## [Objective]
In the listing below, locate the line containing "Decode this image" and the line containing "Enumerate this screenshot's". Output both of them and every line between, exactly as written, and nothing more.

◇ ◇ ◇ ◇ ◇

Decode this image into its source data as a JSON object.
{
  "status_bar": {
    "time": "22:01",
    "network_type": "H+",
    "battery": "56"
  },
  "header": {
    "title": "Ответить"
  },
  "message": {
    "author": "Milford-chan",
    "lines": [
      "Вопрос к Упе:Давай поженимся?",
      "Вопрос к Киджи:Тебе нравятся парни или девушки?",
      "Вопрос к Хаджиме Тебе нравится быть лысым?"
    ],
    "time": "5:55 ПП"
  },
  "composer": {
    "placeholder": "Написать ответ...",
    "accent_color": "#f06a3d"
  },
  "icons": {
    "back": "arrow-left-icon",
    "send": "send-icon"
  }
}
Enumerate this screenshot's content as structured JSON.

◇ ◇ ◇ ◇ ◇

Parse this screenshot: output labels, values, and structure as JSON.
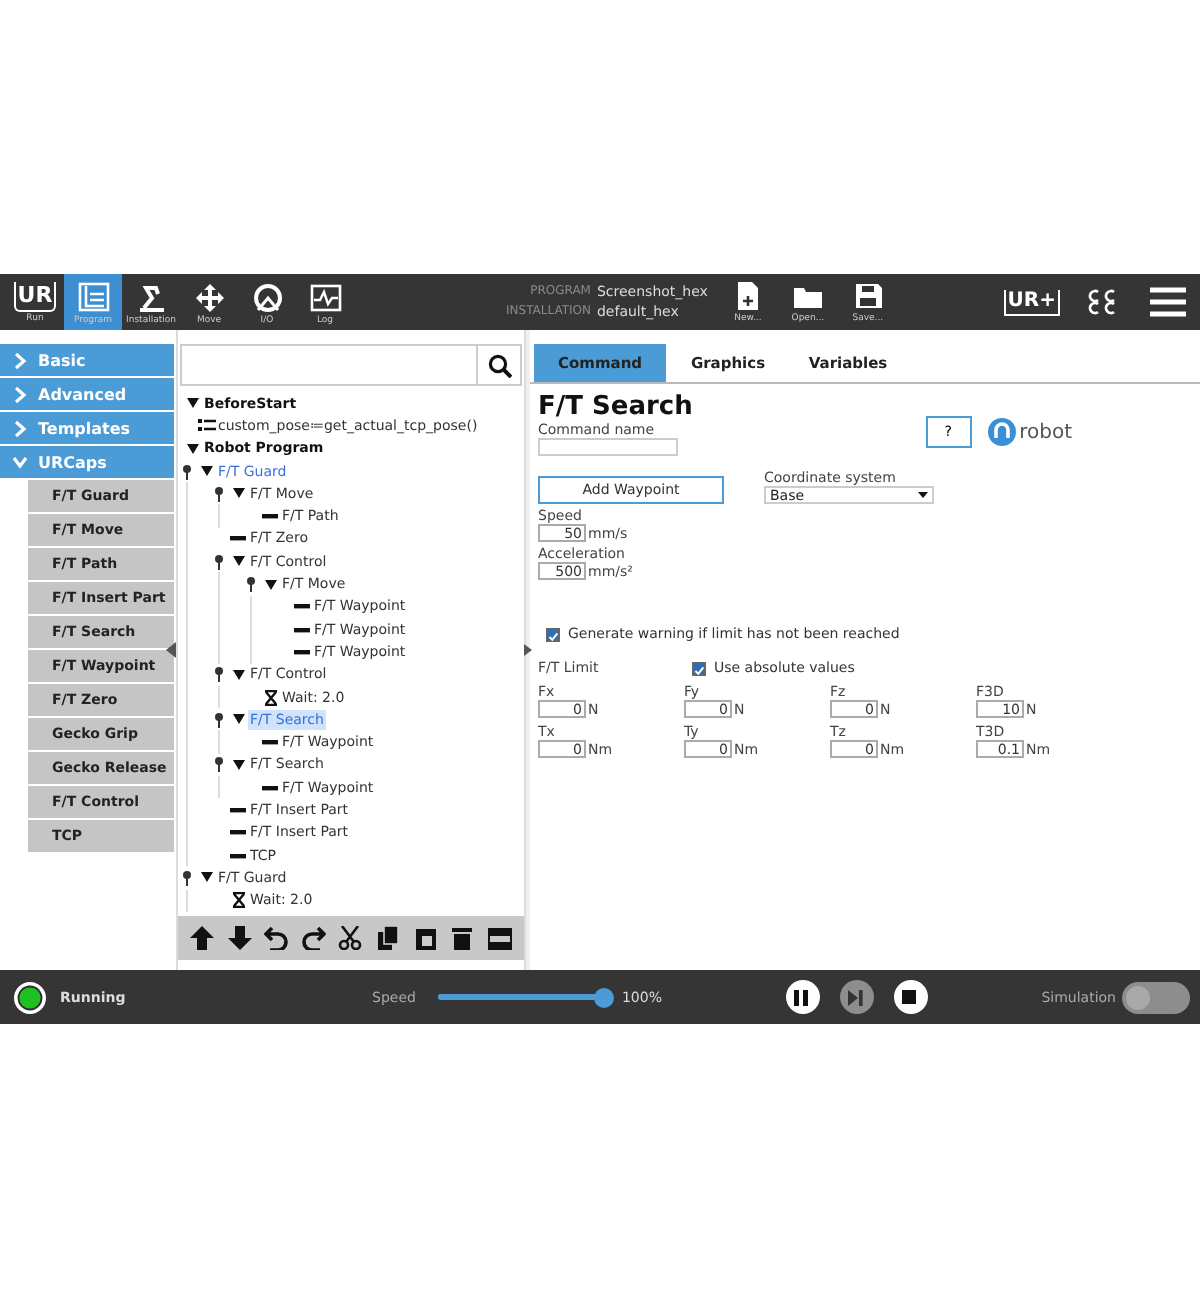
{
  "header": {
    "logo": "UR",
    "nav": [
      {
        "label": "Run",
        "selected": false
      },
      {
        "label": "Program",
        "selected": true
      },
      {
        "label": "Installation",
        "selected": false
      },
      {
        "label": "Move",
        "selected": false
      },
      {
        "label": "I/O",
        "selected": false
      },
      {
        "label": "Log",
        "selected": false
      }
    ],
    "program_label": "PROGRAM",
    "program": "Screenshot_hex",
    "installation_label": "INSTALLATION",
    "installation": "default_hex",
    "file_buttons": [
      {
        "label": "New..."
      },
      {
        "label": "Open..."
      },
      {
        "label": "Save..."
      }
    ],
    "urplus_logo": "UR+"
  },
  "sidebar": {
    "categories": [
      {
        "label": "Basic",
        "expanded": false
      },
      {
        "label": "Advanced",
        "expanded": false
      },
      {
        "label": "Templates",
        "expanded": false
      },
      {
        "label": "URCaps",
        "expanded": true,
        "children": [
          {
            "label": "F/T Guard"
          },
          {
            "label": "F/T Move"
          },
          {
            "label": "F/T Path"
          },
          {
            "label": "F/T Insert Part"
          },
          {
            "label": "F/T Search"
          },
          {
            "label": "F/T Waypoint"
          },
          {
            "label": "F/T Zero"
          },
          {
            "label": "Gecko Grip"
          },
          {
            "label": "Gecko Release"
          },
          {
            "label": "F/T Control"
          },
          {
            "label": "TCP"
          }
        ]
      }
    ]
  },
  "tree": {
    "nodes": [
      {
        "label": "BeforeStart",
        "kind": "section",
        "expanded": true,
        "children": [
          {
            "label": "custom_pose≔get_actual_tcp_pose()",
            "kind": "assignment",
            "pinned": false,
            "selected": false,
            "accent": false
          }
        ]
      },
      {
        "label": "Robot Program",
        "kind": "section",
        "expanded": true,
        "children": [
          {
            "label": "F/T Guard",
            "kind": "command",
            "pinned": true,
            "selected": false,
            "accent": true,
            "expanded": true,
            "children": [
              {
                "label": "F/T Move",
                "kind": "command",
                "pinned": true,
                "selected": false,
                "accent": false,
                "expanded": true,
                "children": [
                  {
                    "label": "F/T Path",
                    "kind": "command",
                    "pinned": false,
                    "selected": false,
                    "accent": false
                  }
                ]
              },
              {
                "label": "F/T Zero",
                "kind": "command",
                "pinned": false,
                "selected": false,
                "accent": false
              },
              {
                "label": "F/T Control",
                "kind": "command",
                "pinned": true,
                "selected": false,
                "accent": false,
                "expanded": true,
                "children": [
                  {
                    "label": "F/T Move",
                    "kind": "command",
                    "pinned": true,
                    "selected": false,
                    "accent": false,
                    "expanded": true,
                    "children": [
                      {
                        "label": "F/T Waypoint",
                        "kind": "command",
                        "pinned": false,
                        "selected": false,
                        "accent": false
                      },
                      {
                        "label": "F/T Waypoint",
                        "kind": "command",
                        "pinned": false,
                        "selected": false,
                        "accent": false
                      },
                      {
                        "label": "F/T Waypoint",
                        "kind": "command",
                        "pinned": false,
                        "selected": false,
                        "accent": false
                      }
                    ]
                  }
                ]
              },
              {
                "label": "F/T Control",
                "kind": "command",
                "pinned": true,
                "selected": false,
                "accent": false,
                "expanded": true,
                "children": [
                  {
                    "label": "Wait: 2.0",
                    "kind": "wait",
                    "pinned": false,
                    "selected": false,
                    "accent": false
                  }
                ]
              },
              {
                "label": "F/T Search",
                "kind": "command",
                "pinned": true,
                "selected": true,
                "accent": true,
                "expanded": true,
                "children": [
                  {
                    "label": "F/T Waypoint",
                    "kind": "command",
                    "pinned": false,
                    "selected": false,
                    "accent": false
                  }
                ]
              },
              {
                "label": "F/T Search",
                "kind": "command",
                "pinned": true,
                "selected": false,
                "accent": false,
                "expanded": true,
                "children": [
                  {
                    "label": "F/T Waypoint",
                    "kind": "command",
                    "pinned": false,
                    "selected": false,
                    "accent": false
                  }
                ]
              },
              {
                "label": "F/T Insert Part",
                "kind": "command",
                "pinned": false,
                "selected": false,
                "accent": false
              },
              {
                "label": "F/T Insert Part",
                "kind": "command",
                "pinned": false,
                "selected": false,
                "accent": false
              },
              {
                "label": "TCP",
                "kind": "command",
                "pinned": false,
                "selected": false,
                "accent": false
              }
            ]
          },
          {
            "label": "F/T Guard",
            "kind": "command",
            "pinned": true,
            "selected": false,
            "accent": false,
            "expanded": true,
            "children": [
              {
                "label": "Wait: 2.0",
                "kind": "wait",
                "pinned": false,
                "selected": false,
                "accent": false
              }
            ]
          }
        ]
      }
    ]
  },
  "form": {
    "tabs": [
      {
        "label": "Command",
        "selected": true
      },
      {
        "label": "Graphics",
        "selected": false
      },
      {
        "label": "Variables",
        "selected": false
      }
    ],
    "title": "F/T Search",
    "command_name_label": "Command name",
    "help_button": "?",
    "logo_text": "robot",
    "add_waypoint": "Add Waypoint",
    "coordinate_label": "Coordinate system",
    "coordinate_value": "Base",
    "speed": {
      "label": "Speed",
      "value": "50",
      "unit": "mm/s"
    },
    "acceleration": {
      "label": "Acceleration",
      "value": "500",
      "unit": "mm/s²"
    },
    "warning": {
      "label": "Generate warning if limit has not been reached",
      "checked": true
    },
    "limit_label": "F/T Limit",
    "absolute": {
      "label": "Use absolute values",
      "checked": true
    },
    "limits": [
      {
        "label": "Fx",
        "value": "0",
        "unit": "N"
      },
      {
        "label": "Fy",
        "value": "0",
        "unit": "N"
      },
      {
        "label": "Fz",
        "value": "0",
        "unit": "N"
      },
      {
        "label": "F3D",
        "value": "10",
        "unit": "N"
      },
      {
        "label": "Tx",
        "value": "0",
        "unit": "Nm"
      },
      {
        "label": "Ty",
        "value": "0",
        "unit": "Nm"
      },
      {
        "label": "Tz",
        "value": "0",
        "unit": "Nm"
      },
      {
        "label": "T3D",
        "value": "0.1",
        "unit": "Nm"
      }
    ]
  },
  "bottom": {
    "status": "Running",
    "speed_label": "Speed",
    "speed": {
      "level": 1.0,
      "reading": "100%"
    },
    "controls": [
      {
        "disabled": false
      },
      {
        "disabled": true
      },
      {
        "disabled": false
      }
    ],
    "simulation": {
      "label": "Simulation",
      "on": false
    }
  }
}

◇ ◇ ◇ ◇ ◇

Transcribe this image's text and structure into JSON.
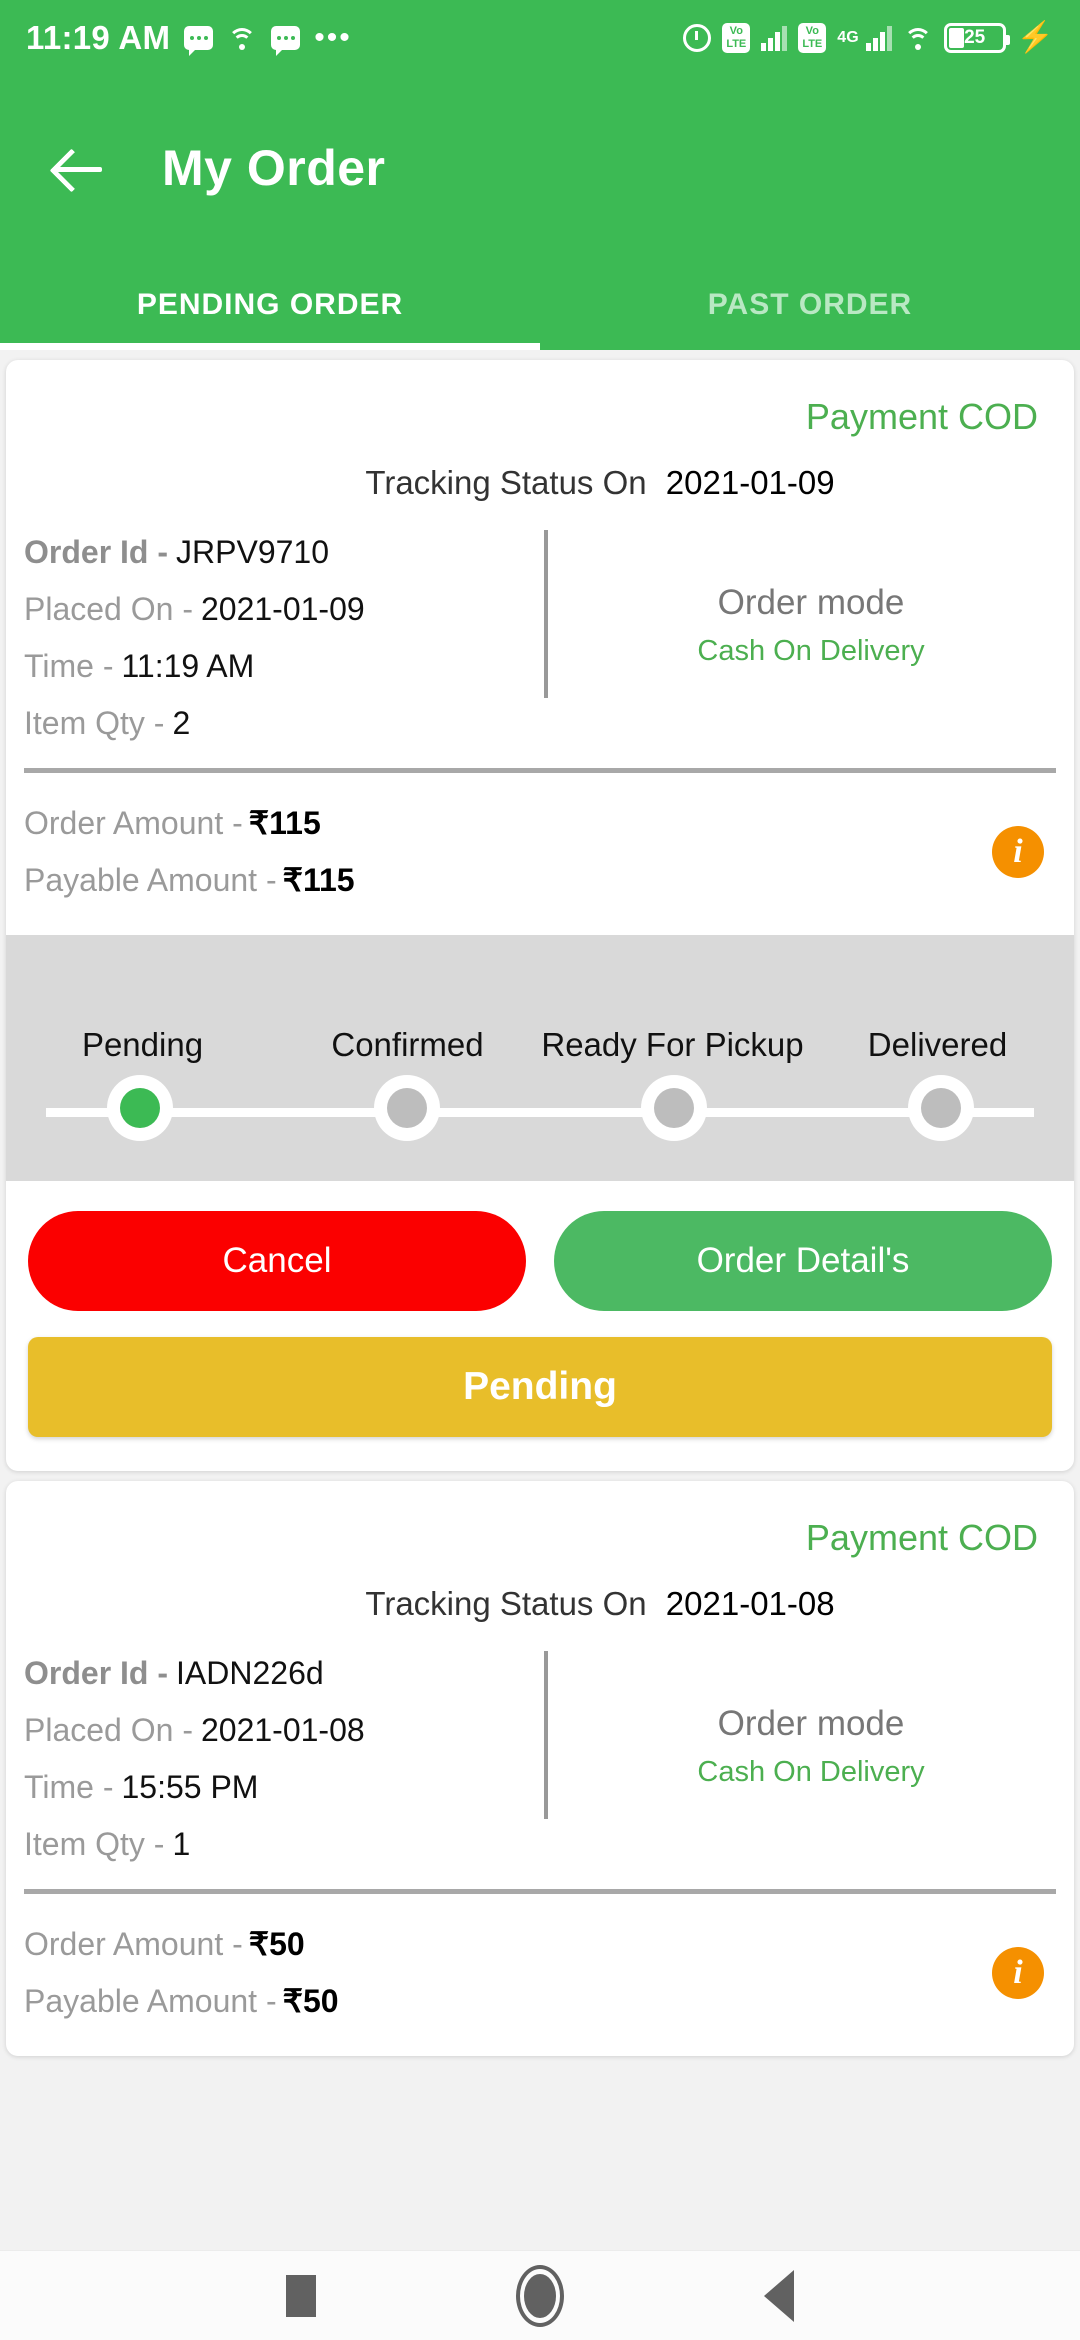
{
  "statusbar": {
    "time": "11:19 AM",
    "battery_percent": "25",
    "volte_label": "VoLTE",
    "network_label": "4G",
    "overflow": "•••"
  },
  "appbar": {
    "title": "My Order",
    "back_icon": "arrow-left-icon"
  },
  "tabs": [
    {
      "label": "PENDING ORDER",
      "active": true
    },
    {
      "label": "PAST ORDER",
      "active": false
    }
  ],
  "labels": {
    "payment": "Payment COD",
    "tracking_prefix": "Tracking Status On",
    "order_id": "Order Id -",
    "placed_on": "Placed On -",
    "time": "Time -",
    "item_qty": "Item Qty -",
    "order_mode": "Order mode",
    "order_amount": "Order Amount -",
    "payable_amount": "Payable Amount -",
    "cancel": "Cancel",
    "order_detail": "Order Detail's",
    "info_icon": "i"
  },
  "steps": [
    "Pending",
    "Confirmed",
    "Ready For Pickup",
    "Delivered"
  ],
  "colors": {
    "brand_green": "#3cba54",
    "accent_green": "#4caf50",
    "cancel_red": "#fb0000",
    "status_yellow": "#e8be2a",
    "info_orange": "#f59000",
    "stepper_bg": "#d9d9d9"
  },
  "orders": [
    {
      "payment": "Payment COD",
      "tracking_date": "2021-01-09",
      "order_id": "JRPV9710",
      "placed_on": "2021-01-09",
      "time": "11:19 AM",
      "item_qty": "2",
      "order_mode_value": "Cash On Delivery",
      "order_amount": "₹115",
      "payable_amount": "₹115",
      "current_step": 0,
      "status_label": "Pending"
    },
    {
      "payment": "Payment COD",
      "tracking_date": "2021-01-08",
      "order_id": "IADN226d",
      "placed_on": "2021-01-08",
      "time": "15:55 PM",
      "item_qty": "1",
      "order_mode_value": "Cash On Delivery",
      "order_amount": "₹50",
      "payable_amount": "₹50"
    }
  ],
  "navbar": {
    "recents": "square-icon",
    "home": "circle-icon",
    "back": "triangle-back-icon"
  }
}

◇ ◇ ◇ ◇ ◇

## [Correct result]
Decode this image into its source data as a JSON object.
{
  "status_bar": {
    "time": "22:01",
    "network_type": "H+",
    "battery": "56"
  },
  "header": {
    "title": "Ответить"
  },
  "message": {
    "author": "Milford-chan",
    "lines": [
      "Вопрос к Упе:Давай поженимся?",
      "Вопрос к Киджи:Тебе нравятся парни или девушки?",
      "Вопрос к Хаджиме Тебе нравится быть лысым?"
    ],
    "time": "5:55 ПП"
  },
  "composer": {
    "placeholder": "Написать ответ...",
    "accent_color": "#f06a3d"
  },
  "icons": {
    "back": "arrow-left-icon",
    "send": "send-icon"
  }
}
Enumerate this screenshot's content as structured JSON.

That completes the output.